Start

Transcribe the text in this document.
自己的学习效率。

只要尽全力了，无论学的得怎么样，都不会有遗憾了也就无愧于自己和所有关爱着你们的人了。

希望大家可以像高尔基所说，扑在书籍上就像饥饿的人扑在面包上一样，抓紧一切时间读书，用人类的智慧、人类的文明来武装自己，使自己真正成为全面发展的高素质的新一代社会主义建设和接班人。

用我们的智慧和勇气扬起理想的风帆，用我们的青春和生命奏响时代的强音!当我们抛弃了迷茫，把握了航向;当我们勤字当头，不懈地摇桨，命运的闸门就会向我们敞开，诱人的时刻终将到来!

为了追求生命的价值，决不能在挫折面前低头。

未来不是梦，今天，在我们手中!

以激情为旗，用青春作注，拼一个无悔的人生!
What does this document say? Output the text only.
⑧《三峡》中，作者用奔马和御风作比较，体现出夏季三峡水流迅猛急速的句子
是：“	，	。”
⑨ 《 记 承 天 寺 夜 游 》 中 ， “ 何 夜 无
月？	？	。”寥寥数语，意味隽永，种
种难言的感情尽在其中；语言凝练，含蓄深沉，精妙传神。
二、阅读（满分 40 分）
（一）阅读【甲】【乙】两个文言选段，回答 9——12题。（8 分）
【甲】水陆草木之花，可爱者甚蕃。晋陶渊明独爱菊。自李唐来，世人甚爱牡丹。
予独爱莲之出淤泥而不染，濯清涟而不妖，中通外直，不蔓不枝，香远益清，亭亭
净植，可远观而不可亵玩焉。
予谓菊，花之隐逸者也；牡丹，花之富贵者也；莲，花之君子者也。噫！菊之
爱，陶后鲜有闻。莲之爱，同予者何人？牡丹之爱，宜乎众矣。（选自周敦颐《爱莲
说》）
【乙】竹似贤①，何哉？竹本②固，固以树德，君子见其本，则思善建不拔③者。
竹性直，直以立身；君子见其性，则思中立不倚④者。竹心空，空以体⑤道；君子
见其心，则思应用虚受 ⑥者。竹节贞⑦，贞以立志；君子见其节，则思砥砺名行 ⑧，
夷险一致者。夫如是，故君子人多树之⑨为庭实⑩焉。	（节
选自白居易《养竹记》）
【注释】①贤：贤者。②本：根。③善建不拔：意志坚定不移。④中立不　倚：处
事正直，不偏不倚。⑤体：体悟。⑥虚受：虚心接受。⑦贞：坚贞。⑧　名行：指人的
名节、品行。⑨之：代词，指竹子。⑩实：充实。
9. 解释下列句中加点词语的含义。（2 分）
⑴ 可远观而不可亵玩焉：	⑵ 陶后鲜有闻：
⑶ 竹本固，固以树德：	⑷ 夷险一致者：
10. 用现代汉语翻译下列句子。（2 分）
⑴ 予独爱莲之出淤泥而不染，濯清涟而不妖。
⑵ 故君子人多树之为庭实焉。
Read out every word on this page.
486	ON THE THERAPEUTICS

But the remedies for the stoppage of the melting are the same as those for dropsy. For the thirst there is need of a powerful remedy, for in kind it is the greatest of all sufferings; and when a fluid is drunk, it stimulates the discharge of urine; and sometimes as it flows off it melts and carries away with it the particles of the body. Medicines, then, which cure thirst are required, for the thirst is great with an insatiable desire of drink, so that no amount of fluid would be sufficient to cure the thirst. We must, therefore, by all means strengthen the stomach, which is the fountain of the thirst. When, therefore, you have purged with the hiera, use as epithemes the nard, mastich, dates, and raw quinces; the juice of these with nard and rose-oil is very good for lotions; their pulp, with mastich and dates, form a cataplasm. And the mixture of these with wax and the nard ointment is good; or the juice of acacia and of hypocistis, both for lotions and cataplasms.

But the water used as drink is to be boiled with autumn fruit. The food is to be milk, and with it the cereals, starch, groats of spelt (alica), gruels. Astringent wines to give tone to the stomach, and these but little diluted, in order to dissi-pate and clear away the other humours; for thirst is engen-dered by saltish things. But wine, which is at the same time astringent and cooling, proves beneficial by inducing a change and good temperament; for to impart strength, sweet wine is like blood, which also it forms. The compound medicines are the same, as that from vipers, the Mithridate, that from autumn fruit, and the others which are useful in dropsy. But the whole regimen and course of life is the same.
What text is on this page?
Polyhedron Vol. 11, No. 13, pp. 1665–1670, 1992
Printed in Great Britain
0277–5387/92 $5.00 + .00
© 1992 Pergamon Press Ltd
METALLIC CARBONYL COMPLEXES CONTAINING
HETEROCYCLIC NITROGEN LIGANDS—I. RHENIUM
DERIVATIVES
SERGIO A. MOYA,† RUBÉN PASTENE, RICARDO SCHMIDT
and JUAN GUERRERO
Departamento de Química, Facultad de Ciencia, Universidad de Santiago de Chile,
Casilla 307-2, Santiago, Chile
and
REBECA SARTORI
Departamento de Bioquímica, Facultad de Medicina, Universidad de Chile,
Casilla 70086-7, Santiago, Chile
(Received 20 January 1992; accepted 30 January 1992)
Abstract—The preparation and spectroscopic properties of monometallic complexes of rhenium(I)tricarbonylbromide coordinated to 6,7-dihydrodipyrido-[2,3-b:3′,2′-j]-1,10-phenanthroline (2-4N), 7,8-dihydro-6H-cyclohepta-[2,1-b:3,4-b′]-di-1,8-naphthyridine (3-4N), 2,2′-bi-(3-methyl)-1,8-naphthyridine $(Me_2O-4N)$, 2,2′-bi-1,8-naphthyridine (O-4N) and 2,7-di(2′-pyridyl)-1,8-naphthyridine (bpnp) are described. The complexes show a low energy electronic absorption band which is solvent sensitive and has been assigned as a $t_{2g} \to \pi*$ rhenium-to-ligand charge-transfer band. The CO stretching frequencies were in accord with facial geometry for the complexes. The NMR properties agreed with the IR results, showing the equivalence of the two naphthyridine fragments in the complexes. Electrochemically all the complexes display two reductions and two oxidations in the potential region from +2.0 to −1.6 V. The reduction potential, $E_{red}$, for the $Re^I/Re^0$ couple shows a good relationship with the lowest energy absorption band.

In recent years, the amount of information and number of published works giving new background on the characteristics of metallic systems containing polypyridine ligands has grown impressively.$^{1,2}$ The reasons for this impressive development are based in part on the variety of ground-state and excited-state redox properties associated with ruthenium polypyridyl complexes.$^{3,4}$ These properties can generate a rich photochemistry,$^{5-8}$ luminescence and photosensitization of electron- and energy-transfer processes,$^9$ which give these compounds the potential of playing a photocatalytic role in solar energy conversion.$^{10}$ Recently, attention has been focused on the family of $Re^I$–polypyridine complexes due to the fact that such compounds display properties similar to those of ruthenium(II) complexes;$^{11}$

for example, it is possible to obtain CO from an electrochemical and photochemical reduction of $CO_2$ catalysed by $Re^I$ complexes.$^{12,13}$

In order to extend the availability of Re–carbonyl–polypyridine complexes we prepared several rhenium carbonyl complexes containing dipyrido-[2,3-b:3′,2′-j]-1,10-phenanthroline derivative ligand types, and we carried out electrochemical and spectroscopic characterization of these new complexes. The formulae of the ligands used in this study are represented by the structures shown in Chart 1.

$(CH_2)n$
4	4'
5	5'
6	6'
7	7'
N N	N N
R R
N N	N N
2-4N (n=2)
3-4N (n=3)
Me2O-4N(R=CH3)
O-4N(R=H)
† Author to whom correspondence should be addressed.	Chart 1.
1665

End

TO BE DONE:
The listing above must be transcribed exactly, line by line.

WRITTEN ANSWER:
Transcribe the text in this document.
自己的学习效率。

只要尽全力了，无论学的得怎么样，都不会有遗憾了也就无愧于自己和所有关爱着你们的人了。

希望大家可以像高尔基所说，扑在书籍上就像饥饿的人扑在面包上一样，抓紧一切时间读书，用人类的智慧、人类的文明来武装自己，使自己真正成为全面发展的高素质的新一代社会主义建设和接班人。

用我们的智慧和勇气扬起理想的风帆，用我们的青春和生命奏响时代的强音!当我们抛弃了迷茫，把握了航向;当我们勤字当头，不懈地摇桨，命运的闸门就会向我们敞开，诱人的时刻终将到来!

为了追求生命的价值，决不能在挫折面前低头。

未来不是梦，今天，在我们手中!

以激情为旗，用青春作注，拼一个无悔的人生!
What does this document say? Output the text only.
⑧《三峡》中，作者用奔马和御风作比较，体现出夏季三峡水流迅猛急速的句子
是：“	，	。”
⑨ 《 记 承 天 寺 夜 游 》 中 ， “ 何 夜 无
月？	？	。”寥寥数语，意味隽永，种
种难言的感情尽在其中；语言凝练，含蓄深沉，精妙传神。
二、阅读（满分 40 分）
（一）阅读【甲】【乙】两个文言选段，回答 9——12题。（8 分）
【甲】水陆草木之花，可爱者甚蕃。晋陶渊明独爱菊。自李唐来，世人甚爱牡丹。
予独爱莲之出淤泥而不染，濯清涟而不妖，中通外直，不蔓不枝，香远益清，亭亭
净植，可远观而不可亵玩焉。
予谓菊，花之隐逸者也；牡丹，花之富贵者也；莲，花之君子者也。噫！菊之
爱，陶后鲜有闻。莲之爱，同予者何人？牡丹之爱，宜乎众矣。（选自周敦颐《爱莲
说》）
【乙】竹似贤①，何哉？竹本②固，固以树德，君子见其本，则思善建不拔③者。
竹性直，直以立身；君子见其性，则思中立不倚④者。竹心空，空以体⑤道；君子
见其心，则思应用虚受 ⑥者。竹节贞⑦，贞以立志；君子见其节，则思砥砺名行 ⑧，
夷险一致者。夫如是，故君子人多树之⑨为庭实⑩焉。	（节
选自白居易《养竹记》）
【注释】①贤：贤者。②本：根。③善建不拔：意志坚定不移。④中立不　倚：处
事正直，不偏不倚。⑤体：体悟。⑥虚受：虚心接受。⑦贞：坚贞。⑧　名行：指人的
名节、品行。⑨之：代词，指竹子。⑩实：充实。
9. 解释下列句中加点词语的含义。（2 分）
⑴ 可远观而不可亵玩焉：	⑵ 陶后鲜有闻：
⑶ 竹本固，固以树德：	⑷ 夷险一致者：
10. 用现代汉语翻译下列句子。（2 分）
⑴ 予独爱莲之出淤泥而不染，濯清涟而不妖。
⑵ 故君子人多树之为庭实焉。
Read out every word on this page.
486	ON THE THERAPEUTICS

But the remedies for the stoppage of the melting are the same as those for dropsy. For the thirst there is need of a powerful remedy, for in kind it is the greatest of all sufferings; and when a fluid is drunk, it stimulates the discharge of urine; and sometimes as it flows off it melts and carries away with it the particles of the body. Medicines, then, which cure thirst are required, for the thirst is great with an insatiable desire of drink, so that no amount of fluid would be sufficient to cure the thirst. We must, therefore, by all means strengthen the stomach, which is the fountain of the thirst. When, therefore, you have purged with the hiera, use as epithemes the nard, mastich, dates, and raw quinces; the juice of these with nard and rose-oil is very good for lotions; their pulp, with mastich and dates, form a cataplasm. And the mixture of these with wax and the nard ointment is good; or the juice of acacia and of hypocistis, both for lotions and cataplasms.

But the water used as drink is to be boiled with autumn fruit. The food is to be milk, and with it the cereals, starch, groats of spelt (alica), gruels. Astringent wines to give tone to the stomach, and these but little diluted, in order to dissi-pate and clear away the other humours; for thirst is engen-dered by saltish things. But wine, which is at the same time astringent and cooling, proves beneficial by inducing a change and good temperament; for to impart strength, sweet wine is like blood, which also it forms. The compound medicines are the same, as that from vipers, the Mithridate, that from autumn fruit, and the others which are useful in dropsy. But the whole regimen and course of life is the same.
What text is on this page?
Polyhedron Vol. 11, No. 13, pp. 1665–1670, 1992
Printed in Great Britain
0277–5387/92 $5.00 + .00
© 1992 Pergamon Press Ltd
METALLIC CARBONYL COMPLEXES CONTAINING
HETEROCYCLIC NITROGEN LIGANDS—I. RHENIUM
DERIVATIVES
SERGIO A. MOYA,† RUBÉN PASTENE, RICARDO SCHMIDT
and JUAN GUERRERO
Departamento de Química, Facultad de Ciencia, Universidad de Santiago de Chile,
Casilla 307-2, Santiago, Chile
and
REBECA SARTORI
Departamento de Bioquímica, Facultad de Medicina, Universidad de Chile,
Casilla 70086-7, Santiago, Chile
(Received 20 January 1992; accepted 30 January 1992)
Abstract—The preparation and spectroscopic properties of monometallic complexes of rhenium(I)tricarbonylbromide coordinated to 6,7-dihydrodipyrido-[2,3-b:3′,2′-j]-1,10-phenanthroline (2-4N), 7,8-dihydro-6H-cyclohepta-[2,1-b:3,4-b′]-di-1,8-naphthyridine (3-4N), 2,2′-bi-(3-methyl)-1,8-naphthyridine $(Me_2O-4N)$, 2,2′-bi-1,8-naphthyridine (O-4N) and 2,7-di(2′-pyridyl)-1,8-naphthyridine (bpnp) are described. The complexes show a low energy electronic absorption band which is solvent sensitive and has been assigned as a $t_{2g} \to \pi*$ rhenium-to-ligand charge-transfer band. The CO stretching frequencies were in accord with facial geometry for the complexes. The NMR properties agreed with the IR results, showing the equivalence of the two naphthyridine fragments in the complexes. Electrochemically all the complexes display two reductions and two oxidations in the potential region from +2.0 to −1.6 V. The reduction potential, $E_{red}$, for the $Re^I/Re^0$ couple shows a good relationship with the lowest energy absorption band.

In recent years, the amount of information and number of published works giving new background on the characteristics of metallic systems containing polypyridine ligands has grown impressively.$^{1,2}$ The reasons for this impressive development are based in part on the variety of ground-state and excited-state redox properties associated with ruthenium polypyridyl complexes.$^{3,4}$ These properties can generate a rich photochemistry,$^{5-8}$ luminescence and photosensitization of electron- and energy-transfer processes,$^9$ which give these compounds the potential of playing a photocatalytic role in solar energy conversion.$^{10}$ Recently, attention has been focused on the family of $Re^I$–polypyridine complexes due to the fact that such compounds display properties similar to those of ruthenium(II) complexes;$^{11}$

for example, it is possible to obtain CO from an electrochemical and photochemical reduction of $CO_2$ catalysed by $Re^I$ complexes.$^{12,13}$

In order to extend the availability of Re–carbonyl–polypyridine complexes we prepared several rhenium carbonyl complexes containing dipyrido-[2,3-b:3′,2′-j]-1,10-phenanthroline derivative ligand types, and we carried out electrochemical and spectroscopic characterization of these new complexes. The formulae of the ligands used in this study are represented by the structures shown in Chart 1.

$(CH_2)n$
4	4'
5	5'
6	6'
7	7'
N N	N N
R R
N N	N N
2-4N (n=2)
3-4N (n=3)
Me2O-4N(R=CH3)
O-4N(R=H)
† Author to whom correspondence should be addressed.	Chart 1.
1665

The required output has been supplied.